Job.
Exactly as they appear, output all of the entries.
______________________________
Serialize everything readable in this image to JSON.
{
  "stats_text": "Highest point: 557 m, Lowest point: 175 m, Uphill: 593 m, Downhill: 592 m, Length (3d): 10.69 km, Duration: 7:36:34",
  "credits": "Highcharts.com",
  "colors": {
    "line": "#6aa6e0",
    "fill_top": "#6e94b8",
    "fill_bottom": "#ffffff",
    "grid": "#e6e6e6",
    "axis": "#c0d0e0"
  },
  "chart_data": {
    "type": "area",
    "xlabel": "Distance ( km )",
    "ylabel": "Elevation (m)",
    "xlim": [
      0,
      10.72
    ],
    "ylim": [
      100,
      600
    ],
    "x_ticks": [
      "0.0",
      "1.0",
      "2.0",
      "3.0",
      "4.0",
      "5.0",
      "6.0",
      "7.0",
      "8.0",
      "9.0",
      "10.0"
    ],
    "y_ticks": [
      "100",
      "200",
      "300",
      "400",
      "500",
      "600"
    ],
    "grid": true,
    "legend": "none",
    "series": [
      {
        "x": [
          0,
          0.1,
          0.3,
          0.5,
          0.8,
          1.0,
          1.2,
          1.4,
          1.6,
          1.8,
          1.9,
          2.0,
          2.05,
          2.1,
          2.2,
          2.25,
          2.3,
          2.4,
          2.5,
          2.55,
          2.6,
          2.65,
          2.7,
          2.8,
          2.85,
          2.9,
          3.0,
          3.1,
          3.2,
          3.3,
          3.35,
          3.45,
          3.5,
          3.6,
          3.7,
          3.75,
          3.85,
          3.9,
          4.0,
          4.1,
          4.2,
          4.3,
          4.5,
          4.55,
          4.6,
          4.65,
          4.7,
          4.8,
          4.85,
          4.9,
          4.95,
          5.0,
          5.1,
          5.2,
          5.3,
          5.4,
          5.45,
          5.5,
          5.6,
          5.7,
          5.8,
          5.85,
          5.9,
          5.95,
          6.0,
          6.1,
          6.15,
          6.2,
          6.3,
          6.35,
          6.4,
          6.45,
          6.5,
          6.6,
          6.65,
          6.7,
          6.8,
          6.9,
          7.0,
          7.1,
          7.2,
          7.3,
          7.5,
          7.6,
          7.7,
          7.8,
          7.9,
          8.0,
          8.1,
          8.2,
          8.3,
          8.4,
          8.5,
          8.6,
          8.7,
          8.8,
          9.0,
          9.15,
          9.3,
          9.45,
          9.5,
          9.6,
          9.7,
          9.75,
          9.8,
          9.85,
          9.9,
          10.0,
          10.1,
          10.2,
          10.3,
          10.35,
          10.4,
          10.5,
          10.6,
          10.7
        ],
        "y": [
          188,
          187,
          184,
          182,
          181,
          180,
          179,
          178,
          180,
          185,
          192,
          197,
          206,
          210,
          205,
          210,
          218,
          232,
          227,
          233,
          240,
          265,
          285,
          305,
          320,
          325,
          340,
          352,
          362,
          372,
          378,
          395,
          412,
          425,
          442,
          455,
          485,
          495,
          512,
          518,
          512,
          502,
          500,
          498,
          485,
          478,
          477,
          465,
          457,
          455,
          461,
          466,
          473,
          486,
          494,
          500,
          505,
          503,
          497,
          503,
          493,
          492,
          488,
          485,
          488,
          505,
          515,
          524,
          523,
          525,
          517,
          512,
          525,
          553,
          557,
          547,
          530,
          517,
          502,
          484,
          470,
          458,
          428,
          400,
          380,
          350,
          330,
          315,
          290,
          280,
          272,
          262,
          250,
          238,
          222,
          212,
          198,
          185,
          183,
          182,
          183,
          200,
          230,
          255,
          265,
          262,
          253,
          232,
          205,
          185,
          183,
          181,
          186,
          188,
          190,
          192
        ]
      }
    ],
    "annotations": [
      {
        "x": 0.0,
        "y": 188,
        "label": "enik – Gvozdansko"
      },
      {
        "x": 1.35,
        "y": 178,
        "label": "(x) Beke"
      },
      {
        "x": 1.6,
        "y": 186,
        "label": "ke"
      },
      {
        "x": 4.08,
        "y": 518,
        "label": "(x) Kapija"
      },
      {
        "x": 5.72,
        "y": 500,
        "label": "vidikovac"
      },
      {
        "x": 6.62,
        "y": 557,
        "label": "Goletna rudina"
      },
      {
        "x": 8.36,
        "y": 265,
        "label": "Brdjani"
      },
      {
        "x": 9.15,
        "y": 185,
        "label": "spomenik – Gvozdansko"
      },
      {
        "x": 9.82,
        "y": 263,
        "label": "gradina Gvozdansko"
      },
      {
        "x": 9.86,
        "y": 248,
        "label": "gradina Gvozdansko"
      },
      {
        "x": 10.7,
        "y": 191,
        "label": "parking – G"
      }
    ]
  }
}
______________________________
Expected answer.
Serialize everything readable in this image to JSON.
{
  "stats_text": "Highest point: 557 m, Lowest point: 175 m, Uphill: 593 m, Downhill: 592 m, Length (3d): 10.69 km, Duration: 7:36:34",
  "credits": "Highcharts.com",
  "colors": {
    "line": "#6aa6e0",
    "fill_top": "#6e94b8",
    "fill_bottom": "#ffffff",
    "grid": "#e6e6e6",
    "axis": "#c0d0e0"
  },
  "chart_data": {
    "type": "area",
    "xlabel": "Distance ( km )",
    "ylabel": "Elevation (m)",
    "xlim": [
      0,
      10.72
    ],
    "ylim": [
      100,
      600
    ],
    "x_ticks": [
      "0.0",
      "1.0",
      "2.0",
      "3.0",
      "4.0",
      "5.0",
      "6.0",
      "7.0",
      "8.0",
      "9.0",
      "10.0"
    ],
    "y_ticks": [
      "100",
      "200",
      "300",
      "400",
      "500",
      "600"
    ],
    "grid": true,
    "legend": "none",
    "series": [
      {
        "x": [
          0,
          0.1,
          0.3,
          0.5,
          0.8,
          1.0,
          1.2,
          1.4,
          1.6,
          1.8,
          1.9,
          2.0,
          2.05,
          2.1,
          2.2,
          2.25,
          2.3,
          2.4,
          2.5,
          2.55,
          2.6,
          2.65,
          2.7,
          2.8,
          2.85,
          2.9,
          3.0,
          3.1,
          3.2,
          3.3,
          3.35,
          3.45,
          3.5,
          3.6,
          3.7,
          3.75,
          3.85,
          3.9,
          4.0,
          4.1,
          4.2,
          4.3,
          4.5,
          4.55,
          4.6,
          4.65,
          4.7,
          4.8,
          4.85,
          4.9,
          4.95,
          5.0,
          5.1,
          5.2,
          5.3,
          5.4,
          5.45,
          5.5,
          5.6,
          5.7,
          5.8,
          5.85,
          5.9,
          5.95,
          6.0,
          6.1,
          6.15,
          6.2,
          6.3,
          6.35,
          6.4,
          6.45,
          6.5,
          6.6,
          6.65,
          6.7,
          6.8,
          6.9,
          7.0,
          7.1,
          7.2,
          7.3,
          7.5,
          7.6,
          7.7,
          7.8,
          7.9,
          8.0,
          8.1,
          8.2,
          8.3,
          8.4,
          8.5,
          8.6,
          8.7,
          8.8,
          9.0,
          9.15,
          9.3,
          9.45,
          9.5,
          9.6,
          9.7,
          9.75,
          9.8,
          9.85,
          9.9,
          10.0,
          10.1,
          10.2,
          10.3,
          10.35,
          10.4,
          10.5,
          10.6,
          10.7
        ],
        "y": [
          188,
          187,
          184,
          182,
          181,
          180,
          179,
          178,
          180,
          185,
          192,
          197,
          206,
          210,
          205,
          210,
          218,
          232,
          227,
          233,
          240,
          265,
          285,
          305,
          320,
          325,
          340,
          352,
          362,
          372,
          378,
          395,
          412,
          425,
          442,
          455,
          485,
          495,
          512,
          518,
          512,
          502,
          500,
          498,
          485,
          478,
          477,
          465,
          457,
          455,
          461,
          466,
          473,
          486,
          494,
          500,
          505,
          503,
          497,
          503,
          493,
          492,
          488,
          485,
          488,
          505,
          515,
          524,
          523,
          525,
          517,
          512,
          525,
          553,
          557,
          547,
          530,
          517,
          502,
          484,
          470,
          458,
          428,
          400,
          380,
          350,
          330,
          315,
          290,
          280,
          272,
          262,
          250,
          238,
          222,
          212,
          198,
          185,
          183,
          182,
          183,
          200,
          230,
          255,
          265,
          262,
          253,
          232,
          205,
          185,
          183,
          181,
          186,
          188,
          190,
          192
        ]
      }
    ],
    "annotations": [
      {
        "x": 0.0,
        "y": 188,
        "label": "enik – Gvozdansko"
      },
      {
        "x": 1.35,
        "y": 178,
        "label": "(x) Beke"
      },
      {
        "x": 1.6,
        "y": 186,
        "label": "ke"
      },
      {
        "x": 4.08,
        "y": 518,
        "label": "(x) Kapija"
      },
      {
        "x": 5.72,
        "y": 500,
        "label": "vidikovac"
      },
      {
        "x": 6.62,
        "y": 557,
        "label": "Goletna rudina"
      },
      {
        "x": 8.36,
        "y": 265,
        "label": "Brdjani"
      },
      {
        "x": 9.15,
        "y": 185,
        "label": "spomenik – Gvozdansko"
      },
      {
        "x": 9.82,
        "y": 263,
        "label": "gradina Gvozdansko"
      },
      {
        "x": 9.86,
        "y": 248,
        "label": "gradina Gvozdansko"
      },
      {
        "x": 10.7,
        "y": 191,
        "label": "parking – G"
      }
    ]
  }
}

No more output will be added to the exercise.